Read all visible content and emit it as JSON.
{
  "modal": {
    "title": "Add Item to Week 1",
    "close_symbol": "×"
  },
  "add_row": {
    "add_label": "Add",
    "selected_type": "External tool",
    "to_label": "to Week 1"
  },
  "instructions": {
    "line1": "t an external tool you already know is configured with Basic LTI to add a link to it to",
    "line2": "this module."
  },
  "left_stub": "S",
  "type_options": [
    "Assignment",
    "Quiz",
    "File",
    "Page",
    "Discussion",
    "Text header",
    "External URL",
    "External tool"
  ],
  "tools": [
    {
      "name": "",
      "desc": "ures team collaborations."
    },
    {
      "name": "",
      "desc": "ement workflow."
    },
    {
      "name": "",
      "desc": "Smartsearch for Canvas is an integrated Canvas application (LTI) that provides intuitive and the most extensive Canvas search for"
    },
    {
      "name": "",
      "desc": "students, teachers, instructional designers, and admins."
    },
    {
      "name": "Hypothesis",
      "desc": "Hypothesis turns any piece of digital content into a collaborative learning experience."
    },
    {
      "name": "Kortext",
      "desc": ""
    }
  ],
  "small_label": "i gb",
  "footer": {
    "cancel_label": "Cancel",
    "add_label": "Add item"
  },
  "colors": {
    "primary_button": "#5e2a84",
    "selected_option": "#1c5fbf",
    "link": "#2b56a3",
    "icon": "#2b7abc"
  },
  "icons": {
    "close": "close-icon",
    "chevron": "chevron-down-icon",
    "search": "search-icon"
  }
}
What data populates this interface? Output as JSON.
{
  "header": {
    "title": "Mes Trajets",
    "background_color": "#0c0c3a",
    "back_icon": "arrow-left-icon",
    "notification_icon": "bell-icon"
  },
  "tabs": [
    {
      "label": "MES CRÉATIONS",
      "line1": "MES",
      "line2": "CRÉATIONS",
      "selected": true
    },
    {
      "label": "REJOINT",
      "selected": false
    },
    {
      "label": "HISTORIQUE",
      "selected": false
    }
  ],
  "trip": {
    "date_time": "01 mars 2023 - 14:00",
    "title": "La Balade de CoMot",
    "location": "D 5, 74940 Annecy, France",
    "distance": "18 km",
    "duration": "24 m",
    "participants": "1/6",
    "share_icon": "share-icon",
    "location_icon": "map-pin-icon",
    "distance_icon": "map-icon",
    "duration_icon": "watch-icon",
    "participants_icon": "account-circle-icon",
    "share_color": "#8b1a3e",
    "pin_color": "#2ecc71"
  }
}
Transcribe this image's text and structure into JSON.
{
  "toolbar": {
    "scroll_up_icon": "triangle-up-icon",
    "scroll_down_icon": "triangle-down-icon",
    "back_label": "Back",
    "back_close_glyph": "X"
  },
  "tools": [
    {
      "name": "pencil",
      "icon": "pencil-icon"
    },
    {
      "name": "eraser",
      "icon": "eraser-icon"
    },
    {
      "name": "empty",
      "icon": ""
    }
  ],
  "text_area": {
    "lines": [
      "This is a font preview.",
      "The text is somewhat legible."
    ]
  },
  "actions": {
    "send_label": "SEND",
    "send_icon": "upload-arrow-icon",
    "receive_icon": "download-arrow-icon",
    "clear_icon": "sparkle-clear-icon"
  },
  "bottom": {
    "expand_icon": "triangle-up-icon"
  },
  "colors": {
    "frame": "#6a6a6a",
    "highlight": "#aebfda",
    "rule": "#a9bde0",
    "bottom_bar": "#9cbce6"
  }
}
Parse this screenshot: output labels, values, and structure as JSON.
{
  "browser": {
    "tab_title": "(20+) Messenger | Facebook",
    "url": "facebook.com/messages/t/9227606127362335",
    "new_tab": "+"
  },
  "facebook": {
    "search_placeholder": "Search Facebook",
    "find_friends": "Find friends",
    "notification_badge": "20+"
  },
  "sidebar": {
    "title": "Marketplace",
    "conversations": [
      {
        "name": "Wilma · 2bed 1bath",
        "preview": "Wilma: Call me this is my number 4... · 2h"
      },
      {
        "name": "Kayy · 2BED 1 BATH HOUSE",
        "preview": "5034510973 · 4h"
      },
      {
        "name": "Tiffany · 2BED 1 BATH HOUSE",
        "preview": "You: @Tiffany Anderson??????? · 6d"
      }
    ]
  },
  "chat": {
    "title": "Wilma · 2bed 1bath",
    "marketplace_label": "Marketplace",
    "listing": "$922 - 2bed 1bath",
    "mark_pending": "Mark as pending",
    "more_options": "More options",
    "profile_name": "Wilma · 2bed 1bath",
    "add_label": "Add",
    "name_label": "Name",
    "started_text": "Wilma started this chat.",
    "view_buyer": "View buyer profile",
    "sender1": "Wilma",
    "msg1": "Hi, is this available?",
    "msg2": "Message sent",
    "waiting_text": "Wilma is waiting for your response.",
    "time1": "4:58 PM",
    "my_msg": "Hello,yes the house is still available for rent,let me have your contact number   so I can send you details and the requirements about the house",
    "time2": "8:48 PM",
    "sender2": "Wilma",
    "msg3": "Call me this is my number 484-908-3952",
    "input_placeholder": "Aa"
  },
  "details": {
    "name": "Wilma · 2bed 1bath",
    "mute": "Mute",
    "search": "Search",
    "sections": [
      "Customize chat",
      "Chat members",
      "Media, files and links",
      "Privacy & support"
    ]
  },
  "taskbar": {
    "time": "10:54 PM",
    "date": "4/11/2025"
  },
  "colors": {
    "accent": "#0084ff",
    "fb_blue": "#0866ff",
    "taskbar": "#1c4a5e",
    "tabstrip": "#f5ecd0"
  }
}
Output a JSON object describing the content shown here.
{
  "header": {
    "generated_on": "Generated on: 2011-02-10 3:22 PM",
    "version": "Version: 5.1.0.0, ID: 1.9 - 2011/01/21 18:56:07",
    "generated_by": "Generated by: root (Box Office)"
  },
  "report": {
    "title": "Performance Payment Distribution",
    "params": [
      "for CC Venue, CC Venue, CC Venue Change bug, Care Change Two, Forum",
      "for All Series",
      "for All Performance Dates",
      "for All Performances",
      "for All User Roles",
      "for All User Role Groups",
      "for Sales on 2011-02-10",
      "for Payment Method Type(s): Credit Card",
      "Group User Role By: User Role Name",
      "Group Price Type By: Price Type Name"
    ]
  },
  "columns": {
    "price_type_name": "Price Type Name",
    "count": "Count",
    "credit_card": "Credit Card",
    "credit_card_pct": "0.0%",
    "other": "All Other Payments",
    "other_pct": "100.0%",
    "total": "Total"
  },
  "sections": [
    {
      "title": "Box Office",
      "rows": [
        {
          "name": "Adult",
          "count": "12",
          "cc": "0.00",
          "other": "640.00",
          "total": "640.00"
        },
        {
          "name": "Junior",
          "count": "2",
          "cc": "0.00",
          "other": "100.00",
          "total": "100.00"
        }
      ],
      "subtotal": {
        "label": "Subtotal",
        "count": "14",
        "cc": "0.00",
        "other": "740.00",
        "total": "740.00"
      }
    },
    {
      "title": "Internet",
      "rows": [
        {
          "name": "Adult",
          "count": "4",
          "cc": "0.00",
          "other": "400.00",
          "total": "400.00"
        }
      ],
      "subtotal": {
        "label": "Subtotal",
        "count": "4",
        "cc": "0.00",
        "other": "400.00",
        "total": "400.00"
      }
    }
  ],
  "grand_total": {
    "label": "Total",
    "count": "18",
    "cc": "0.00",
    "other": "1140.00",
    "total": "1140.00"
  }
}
***
• **WHAT THE TASK ASKS**: Set down each entry again, unchanged.

• **EXERCISE RESPONSE**:
Read all visible content and emit it as JSON.
{
  "modal": {
    "title": "Add Item to Week 1",
    "close_symbol": "×"
  },
  "add_row": {
    "add_label": "Add",
    "selected_type": "External tool",
    "to_label": "to Week 1"
  },
  "instructions": {
    "line1": "t an external tool you already know is configured with Basic LTI to add a link to it to",
    "line2": "this module."
  },
  "left_stub": "S",
  "type_options": [
    "Assignment",
    "Quiz",
    "File",
    "Page",
    "Discussion",
    "Text header",
    "External URL",
    "External tool"
  ],
  "tools": [
    {
      "name": "",
      "desc": "ures team collaborations."
    },
    {
      "name": "",
      "desc": "ement workflow."
    },
    {
      "name": "",
      "desc": "Smartsearch for Canvas is an integrated Canvas application (LTI) that provides intuitive and the most extensive Canvas search for"
    },
    {
      "name": "",
      "desc": "students, teachers, instructional designers, and admins."
    },
    {
      "name": "Hypothesis",
      "desc": "Hypothesis turns any piece of digital content into a collaborative learning experience."
    },
    {
      "name": "Kortext",
      "desc": ""
    }
  ],
  "small_label": "i gb",
  "footer": {
    "cancel_label": "Cancel",
    "add_label": "Add item"
  },
  "colors": {
    "primary_button": "#5e2a84",
    "selected_option": "#1c5fbf",
    "link": "#2b56a3",
    "icon": "#2b7abc"
  },
  "icons": {
    "close": "close-icon",
    "chevron": "chevron-down-icon",
    "search": "search-icon"
  }
}
What data populates this interface? Output as JSON.
{
  "header": {
    "title": "Mes Trajets",
    "background_color": "#0c0c3a",
    "back_icon": "arrow-left-icon",
    "notification_icon": "bell-icon"
  },
  "tabs": [
    {
      "label": "MES CRÉATIONS",
      "line1": "MES",
      "line2": "CRÉATIONS",
      "selected": true
    },
    {
      "label": "REJOINT",
      "selected": false
    },
    {
      "label": "HISTORIQUE",
      "selected": false
    }
  ],
  "trip": {
    "date_time": "01 mars 2023 - 14:00",
    "title": "La Balade de CoMot",
    "location": "D 5, 74940 Annecy, France",
    "distance": "18 km",
    "duration": "24 m",
    "participants": "1/6",
    "share_icon": "share-icon",
    "location_icon": "map-pin-icon",
    "distance_icon": "map-icon",
    "duration_icon": "watch-icon",
    "participants_icon": "account-circle-icon",
    "share_color": "#8b1a3e",
    "pin_color": "#2ecc71"
  }
}
Transcribe this image's text and structure into JSON.
{
  "toolbar": {
    "scroll_up_icon": "triangle-up-icon",
    "scroll_down_icon": "triangle-down-icon",
    "back_label": "Back",
    "back_close_glyph": "X"
  },
  "tools": [
    {
      "name": "pencil",
      "icon": "pencil-icon"
    },
    {
      "name": "eraser",
      "icon": "eraser-icon"
    },
    {
      "name": "empty",
      "icon": ""
    }
  ],
  "text_area": {
    "lines": [
      "This is a font preview.",
      "The text is somewhat legible."
    ]
  },
  "actions": {
    "send_label": "SEND",
    "send_icon": "upload-arrow-icon",
    "receive_icon": "download-arrow-icon",
    "clear_icon": "sparkle-clear-icon"
  },
  "bottom": {
    "expand_icon": "triangle-up-icon"
  },
  "colors": {
    "frame": "#6a6a6a",
    "highlight": "#aebfda",
    "rule": "#a9bde0",
    "bottom_bar": "#9cbce6"
  }
}
Parse this screenshot: output labels, values, and structure as JSON.
{
  "browser": {
    "tab_title": "(20+) Messenger | Facebook",
    "url": "facebook.com/messages/t/9227606127362335",
    "new_tab": "+"
  },
  "facebook": {
    "search_placeholder": "Search Facebook",
    "find_friends": "Find friends",
    "notification_badge": "20+"
  },
  "sidebar": {
    "title": "Marketplace",
    "conversations": [
      {
        "name": "Wilma · 2bed 1bath",
        "preview": "Wilma: Call me this is my number 4... · 2h"
      },
      {
        "name": "Kayy · 2BED 1 BATH HOUSE",
        "preview": "5034510973 · 4h"
      },
      {
        "name": "Tiffany · 2BED 1 BATH HOUSE",
        "preview": "You: @Tiffany Anderson??????? · 6d"
      }
    ]
  },
  "chat": {
    "title": "Wilma · 2bed 1bath",
    "marketplace_label": "Marketplace",
    "listing": "$922 - 2bed 1bath",
    "mark_pending": "Mark as pending",
    "more_options": "More options",
    "profile_name": "Wilma · 2bed 1bath",
    "add_label": "Add",
    "name_label": "Name",
    "started_text": "Wilma started this chat.",
    "view_buyer": "View buyer profile",
    "sender1": "Wilma",
    "msg1": "Hi, is this available?",
    "msg2": "Message sent",
    "waiting_text": "Wilma is waiting for your response.",
    "time1": "4:58 PM",
    "my_msg": "Hello,yes the house is still available for rent,let me have your contact number   so I can send you details and the requirements about the house",
    "time2": "8:48 PM",
    "sender2": "Wilma",
    "msg3": "Call me this is my number 484-908-3952",
    "input_placeholder": "Aa"
  },
  "details": {
    "name": "Wilma · 2bed 1bath",
    "mute": "Mute",
    "search": "Search",
    "sections": [
      "Customize chat",
      "Chat members",
      "Media, files and links",
      "Privacy & support"
    ]
  },
  "taskbar": {
    "time": "10:54 PM",
    "date": "4/11/2025"
  },
  "colors": {
    "accent": "#0084ff",
    "fb_blue": "#0866ff",
    "taskbar": "#1c4a5e",
    "tabstrip": "#f5ecd0"
  }
}
Output a JSON object describing the content shown here.
{
  "header": {
    "generated_on": "Generated on: 2011-02-10 3:22 PM",
    "version": "Version: 5.1.0.0, ID: 1.9 - 2011/01/21 18:56:07",
    "generated_by": "Generated by: root (Box Office)"
  },
  "report": {
    "title": "Performance Payment Distribution",
    "params": [
      "for CC Venue, CC Venue, CC Venue Change bug, Care Change Two, Forum",
      "for All Series",
      "for All Performance Dates",
      "for All Performances",
      "for All User Roles",
      "for All User Role Groups",
      "for Sales on 2011-02-10",
      "for Payment Method Type(s): Credit Card",
      "Group User Role By: User Role Name",
      "Group Price Type By: Price Type Name"
    ]
  },
  "columns": {
    "price_type_name": "Price Type Name",
    "count": "Count",
    "credit_card": "Credit Card",
    "credit_card_pct": "0.0%",
    "other": "All Other Payments",
    "other_pct": "100.0%",
    "total": "Total"
  },
  "sections": [
    {
      "title": "Box Office",
      "rows": [
        {
          "name": "Adult",
          "count": "12",
          "cc": "0.00",
          "other": "640.00",
          "total": "640.00"
        },
        {
          "name": "Junior",
          "count": "2",
          "cc": "0.00",
          "other": "100.00",
          "total": "100.00"
        }
      ],
      "subtotal": {
        "label": "Subtotal",
        "count": "14",
        "cc": "0.00",
        "other": "740.00",
        "total": "740.00"
      }
    },
    {
      "title": "Internet",
      "rows": [
        {
          "name": "Adult",
          "count": "4",
          "cc": "0.00",
          "other": "400.00",
          "total": "400.00"
        }
      ],
      "subtotal": {
        "label": "Subtotal",
        "count": "4",
        "cc": "0.00",
        "other": "400.00",
        "total": "400.00"
      }
    }
  ],
  "grand_total": {
    "label": "Total",
    "count": "18",
    "cc": "0.00",
    "other": "1140.00",
    "total": "1140.00"
  }
}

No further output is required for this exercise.